■ Description of the task ■
Figure out how many lines of the material below contain the word "also". Answer with the number only.

■ Records provided ■
----------------------------------------

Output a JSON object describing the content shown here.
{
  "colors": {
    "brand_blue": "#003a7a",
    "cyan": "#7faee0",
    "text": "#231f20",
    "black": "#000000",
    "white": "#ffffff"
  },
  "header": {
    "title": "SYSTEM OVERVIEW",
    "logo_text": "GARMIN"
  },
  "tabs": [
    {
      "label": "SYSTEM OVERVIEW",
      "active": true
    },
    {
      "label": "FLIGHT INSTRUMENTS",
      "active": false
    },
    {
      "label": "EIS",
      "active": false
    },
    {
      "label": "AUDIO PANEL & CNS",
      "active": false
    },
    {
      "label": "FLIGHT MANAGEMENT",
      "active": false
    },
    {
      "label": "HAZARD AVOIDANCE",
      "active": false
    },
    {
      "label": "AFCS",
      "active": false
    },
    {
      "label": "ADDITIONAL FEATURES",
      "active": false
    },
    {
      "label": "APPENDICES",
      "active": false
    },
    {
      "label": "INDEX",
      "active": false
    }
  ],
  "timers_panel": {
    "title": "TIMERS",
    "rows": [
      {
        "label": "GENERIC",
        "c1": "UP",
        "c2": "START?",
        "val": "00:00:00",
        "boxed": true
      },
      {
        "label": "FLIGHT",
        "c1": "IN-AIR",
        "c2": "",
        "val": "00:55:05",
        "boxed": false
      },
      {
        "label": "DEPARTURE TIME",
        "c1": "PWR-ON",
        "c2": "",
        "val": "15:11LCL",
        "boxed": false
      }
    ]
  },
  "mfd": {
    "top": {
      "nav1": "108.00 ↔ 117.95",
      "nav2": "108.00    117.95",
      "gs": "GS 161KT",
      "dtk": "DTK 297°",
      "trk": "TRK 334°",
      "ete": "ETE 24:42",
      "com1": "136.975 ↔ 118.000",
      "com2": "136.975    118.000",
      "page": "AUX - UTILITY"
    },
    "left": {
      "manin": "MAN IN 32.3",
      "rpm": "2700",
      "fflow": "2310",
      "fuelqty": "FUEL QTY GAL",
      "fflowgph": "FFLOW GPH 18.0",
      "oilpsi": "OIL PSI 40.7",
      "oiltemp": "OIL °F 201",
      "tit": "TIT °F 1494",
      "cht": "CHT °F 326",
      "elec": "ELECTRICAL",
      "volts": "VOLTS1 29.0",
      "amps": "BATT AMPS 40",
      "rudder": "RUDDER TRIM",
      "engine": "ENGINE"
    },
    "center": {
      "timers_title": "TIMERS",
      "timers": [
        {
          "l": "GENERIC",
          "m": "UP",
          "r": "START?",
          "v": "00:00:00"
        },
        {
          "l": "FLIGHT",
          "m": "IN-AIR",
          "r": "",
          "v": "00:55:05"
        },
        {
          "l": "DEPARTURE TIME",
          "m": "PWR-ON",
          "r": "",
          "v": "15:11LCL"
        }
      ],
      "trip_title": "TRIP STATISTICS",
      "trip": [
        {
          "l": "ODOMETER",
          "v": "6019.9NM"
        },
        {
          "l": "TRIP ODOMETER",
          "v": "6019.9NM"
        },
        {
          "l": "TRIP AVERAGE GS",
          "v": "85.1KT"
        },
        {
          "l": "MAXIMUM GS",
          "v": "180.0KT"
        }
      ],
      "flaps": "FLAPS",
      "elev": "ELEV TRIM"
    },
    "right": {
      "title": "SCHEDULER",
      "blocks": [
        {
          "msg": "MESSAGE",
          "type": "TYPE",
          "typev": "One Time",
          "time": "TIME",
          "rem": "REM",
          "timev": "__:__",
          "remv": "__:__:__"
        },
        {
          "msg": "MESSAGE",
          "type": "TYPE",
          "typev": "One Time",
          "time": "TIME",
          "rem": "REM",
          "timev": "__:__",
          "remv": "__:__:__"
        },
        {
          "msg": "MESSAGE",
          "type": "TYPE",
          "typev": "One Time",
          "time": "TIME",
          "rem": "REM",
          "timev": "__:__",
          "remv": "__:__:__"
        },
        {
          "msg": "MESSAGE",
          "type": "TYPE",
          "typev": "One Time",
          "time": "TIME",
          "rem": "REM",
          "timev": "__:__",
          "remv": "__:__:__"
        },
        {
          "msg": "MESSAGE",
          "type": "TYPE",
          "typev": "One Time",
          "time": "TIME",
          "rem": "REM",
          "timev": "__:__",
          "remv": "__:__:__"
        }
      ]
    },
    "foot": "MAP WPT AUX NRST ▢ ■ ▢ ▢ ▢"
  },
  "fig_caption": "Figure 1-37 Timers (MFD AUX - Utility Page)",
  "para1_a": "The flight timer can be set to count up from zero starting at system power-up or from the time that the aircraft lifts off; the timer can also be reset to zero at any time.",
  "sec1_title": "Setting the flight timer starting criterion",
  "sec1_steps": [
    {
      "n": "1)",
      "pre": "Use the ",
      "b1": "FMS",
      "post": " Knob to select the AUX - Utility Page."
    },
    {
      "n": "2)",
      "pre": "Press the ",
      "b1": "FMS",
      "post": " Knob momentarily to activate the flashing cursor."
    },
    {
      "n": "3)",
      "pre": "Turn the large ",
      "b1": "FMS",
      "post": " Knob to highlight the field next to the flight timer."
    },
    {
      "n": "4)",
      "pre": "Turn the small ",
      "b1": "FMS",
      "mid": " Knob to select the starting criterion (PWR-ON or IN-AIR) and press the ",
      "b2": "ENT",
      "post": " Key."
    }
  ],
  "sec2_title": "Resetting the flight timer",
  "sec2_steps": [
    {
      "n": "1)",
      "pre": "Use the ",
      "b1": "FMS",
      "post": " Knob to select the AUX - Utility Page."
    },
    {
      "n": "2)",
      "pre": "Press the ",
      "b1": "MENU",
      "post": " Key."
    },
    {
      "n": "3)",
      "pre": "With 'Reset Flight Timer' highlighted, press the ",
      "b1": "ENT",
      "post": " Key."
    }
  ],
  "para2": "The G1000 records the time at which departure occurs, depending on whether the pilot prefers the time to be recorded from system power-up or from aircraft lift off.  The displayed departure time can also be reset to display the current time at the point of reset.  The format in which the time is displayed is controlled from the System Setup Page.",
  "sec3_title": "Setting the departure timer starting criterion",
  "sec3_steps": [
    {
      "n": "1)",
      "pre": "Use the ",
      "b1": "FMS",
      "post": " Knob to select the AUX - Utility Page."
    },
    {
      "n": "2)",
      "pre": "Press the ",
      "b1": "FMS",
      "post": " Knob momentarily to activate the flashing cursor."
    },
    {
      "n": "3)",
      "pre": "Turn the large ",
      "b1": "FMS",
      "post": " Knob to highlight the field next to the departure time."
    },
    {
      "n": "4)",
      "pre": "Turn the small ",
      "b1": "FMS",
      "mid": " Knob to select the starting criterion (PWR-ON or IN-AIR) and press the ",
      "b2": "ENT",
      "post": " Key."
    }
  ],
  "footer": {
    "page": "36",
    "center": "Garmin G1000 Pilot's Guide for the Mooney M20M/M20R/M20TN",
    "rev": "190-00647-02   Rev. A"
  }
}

----------------------------------------

■ Full response ■
2